[Records from a collection]
────────────────────

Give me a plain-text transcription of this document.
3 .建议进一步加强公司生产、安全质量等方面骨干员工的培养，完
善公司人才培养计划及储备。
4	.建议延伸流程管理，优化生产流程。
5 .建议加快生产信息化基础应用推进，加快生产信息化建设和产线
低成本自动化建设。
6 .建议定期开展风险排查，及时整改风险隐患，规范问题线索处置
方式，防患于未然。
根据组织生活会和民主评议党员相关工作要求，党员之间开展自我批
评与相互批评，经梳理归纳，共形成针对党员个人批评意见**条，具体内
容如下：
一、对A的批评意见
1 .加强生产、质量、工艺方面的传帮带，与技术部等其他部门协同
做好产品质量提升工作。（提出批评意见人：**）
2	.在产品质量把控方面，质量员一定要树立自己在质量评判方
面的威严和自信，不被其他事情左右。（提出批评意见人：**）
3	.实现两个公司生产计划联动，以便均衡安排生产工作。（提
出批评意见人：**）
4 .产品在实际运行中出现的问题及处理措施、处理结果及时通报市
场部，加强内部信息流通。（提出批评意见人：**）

────────────────────

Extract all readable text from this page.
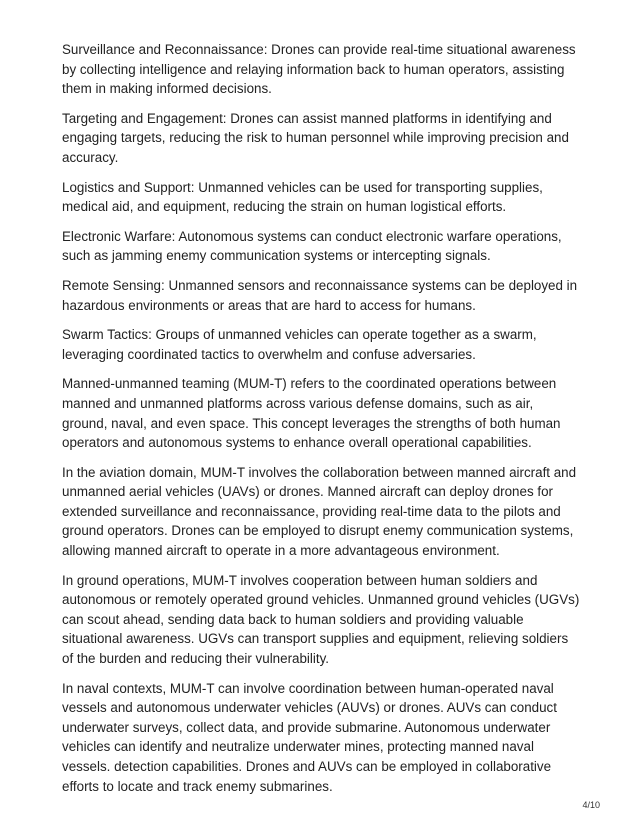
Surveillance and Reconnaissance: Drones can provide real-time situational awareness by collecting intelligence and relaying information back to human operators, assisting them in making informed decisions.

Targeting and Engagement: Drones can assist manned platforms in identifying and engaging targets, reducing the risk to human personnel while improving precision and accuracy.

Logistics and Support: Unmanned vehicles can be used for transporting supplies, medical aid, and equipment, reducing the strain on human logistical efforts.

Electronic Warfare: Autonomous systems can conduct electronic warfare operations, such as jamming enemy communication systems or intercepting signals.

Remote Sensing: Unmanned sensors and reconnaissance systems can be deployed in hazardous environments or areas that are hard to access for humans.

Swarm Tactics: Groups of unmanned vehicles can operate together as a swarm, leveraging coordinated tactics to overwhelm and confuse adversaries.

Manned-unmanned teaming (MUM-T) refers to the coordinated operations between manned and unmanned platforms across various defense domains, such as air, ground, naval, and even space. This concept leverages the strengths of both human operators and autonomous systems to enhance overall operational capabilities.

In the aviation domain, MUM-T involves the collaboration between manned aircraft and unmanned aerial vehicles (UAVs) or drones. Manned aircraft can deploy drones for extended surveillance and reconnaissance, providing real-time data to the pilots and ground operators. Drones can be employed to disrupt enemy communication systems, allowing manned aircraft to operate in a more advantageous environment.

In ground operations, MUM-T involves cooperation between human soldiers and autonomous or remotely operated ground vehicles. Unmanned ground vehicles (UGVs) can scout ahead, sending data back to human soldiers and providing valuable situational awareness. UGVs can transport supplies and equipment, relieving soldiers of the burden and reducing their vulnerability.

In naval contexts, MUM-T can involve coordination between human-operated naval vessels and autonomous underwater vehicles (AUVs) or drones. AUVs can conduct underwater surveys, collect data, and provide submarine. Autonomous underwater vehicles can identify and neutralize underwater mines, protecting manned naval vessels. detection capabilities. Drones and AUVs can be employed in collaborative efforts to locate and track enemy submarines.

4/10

────────────────────

- _PROMPT_
Search the entries for the word "提出批评意见人", then list each line that holds it.

- _ANSWER FOR THE TASK_
做好产品质量提升工作。（提出批评意见人：**）
面的威严和自信，不被其他事情左右。（提出批评意见人：**）
场部，加强内部信息流通。（提出批评意见人：**）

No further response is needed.